### GIVEN TASK
Copy each line of the entries beneath that contains the word "this".

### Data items

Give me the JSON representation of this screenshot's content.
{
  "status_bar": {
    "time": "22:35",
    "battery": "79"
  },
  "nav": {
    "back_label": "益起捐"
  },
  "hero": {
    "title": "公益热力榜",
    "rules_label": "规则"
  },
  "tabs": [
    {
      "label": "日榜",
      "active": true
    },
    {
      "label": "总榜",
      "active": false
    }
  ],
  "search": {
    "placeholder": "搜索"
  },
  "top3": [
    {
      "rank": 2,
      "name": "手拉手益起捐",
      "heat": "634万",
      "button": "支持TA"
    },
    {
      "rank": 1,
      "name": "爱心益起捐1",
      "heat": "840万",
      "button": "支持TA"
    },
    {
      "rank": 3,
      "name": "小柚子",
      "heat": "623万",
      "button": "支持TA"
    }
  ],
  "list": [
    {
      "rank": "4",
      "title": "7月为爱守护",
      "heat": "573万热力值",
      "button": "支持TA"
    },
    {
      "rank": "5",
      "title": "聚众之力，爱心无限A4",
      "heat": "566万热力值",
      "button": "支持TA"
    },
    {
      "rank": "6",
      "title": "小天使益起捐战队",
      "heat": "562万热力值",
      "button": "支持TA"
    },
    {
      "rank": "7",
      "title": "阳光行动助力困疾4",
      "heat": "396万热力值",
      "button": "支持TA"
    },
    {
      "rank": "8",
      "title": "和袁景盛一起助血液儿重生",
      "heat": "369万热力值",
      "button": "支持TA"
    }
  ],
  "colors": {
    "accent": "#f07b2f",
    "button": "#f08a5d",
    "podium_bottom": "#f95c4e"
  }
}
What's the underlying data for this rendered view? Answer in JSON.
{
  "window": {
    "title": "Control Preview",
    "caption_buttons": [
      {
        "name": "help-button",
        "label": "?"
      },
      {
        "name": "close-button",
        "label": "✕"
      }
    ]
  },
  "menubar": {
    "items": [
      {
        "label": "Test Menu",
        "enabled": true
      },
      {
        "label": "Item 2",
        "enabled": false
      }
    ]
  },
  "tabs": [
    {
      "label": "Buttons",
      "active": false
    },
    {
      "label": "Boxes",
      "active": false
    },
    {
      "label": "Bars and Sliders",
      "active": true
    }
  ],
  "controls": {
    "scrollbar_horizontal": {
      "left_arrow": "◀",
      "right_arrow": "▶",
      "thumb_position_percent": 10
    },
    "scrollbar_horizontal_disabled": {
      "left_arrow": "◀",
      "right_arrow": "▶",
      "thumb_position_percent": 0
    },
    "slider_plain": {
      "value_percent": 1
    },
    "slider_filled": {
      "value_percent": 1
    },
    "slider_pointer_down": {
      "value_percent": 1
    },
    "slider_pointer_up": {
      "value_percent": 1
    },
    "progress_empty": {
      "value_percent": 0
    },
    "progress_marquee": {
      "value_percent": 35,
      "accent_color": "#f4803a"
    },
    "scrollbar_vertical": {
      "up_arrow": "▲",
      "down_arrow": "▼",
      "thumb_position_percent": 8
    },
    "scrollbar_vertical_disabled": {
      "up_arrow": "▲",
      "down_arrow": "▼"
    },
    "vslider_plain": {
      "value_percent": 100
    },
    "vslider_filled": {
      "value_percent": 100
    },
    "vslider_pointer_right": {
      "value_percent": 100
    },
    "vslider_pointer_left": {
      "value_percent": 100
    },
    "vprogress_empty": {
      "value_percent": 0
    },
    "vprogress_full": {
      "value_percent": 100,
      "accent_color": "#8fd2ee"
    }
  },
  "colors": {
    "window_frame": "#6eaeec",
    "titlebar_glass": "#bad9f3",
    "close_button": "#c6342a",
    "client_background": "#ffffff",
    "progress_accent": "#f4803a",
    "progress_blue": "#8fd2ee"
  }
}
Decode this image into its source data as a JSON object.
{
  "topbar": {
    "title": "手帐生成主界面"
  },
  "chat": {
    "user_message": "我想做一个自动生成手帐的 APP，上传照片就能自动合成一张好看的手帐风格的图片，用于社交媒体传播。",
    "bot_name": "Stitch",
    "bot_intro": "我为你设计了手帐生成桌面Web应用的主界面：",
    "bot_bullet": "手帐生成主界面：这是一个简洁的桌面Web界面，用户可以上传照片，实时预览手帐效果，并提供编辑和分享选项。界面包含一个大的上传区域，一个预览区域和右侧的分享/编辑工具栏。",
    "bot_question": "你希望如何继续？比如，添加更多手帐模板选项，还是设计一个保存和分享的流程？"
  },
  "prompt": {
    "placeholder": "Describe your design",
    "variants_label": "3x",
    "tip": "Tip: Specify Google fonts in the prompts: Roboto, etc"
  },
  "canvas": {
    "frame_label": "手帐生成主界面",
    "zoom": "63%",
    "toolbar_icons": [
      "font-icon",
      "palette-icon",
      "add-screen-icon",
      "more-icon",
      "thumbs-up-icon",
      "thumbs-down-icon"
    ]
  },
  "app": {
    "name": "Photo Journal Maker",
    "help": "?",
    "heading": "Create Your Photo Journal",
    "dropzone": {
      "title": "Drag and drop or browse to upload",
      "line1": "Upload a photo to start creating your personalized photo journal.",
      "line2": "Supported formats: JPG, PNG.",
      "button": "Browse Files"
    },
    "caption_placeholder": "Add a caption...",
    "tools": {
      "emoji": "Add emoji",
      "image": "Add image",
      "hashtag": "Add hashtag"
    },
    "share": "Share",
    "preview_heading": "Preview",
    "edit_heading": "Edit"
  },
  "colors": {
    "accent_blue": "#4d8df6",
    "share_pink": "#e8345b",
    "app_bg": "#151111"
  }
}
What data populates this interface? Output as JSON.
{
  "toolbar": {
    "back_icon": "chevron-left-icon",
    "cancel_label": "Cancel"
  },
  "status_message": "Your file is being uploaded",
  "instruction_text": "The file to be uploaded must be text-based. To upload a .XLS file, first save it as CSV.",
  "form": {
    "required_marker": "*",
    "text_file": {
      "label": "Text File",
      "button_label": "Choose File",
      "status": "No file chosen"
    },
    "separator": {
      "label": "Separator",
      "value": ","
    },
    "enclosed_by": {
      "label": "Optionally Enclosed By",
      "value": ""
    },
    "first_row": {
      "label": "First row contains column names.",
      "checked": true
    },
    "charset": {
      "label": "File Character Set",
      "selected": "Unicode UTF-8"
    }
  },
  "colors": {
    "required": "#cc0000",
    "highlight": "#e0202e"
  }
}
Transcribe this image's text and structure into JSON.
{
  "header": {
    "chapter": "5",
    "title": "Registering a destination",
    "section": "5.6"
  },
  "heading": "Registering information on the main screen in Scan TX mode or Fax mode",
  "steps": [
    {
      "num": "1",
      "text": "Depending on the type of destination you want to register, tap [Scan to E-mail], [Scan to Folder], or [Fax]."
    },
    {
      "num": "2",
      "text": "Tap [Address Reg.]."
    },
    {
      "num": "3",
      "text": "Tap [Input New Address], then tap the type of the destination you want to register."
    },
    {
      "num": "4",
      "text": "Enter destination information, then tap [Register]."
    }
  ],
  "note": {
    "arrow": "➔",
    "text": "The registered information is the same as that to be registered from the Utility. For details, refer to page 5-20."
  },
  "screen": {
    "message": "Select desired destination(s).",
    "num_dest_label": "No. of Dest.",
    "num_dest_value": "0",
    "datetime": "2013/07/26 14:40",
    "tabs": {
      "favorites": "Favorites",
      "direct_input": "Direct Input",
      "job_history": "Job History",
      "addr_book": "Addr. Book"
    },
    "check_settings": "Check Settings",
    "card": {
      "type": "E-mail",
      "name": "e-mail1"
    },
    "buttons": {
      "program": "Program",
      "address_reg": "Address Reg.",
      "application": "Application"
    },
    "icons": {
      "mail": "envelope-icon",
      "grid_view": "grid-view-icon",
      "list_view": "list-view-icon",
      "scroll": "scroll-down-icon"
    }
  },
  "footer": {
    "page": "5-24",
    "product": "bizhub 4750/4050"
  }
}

### SOLUTION TO THE PROBLEM
Give me the JSON representation of this screenshot's content.
What's the underlying data for this rendered view? Answer in JSON.
Decode this image into its source data as a JSON object.
What data populates this interface? Output as JSON.
Transcribe this image's text and structure into JSON.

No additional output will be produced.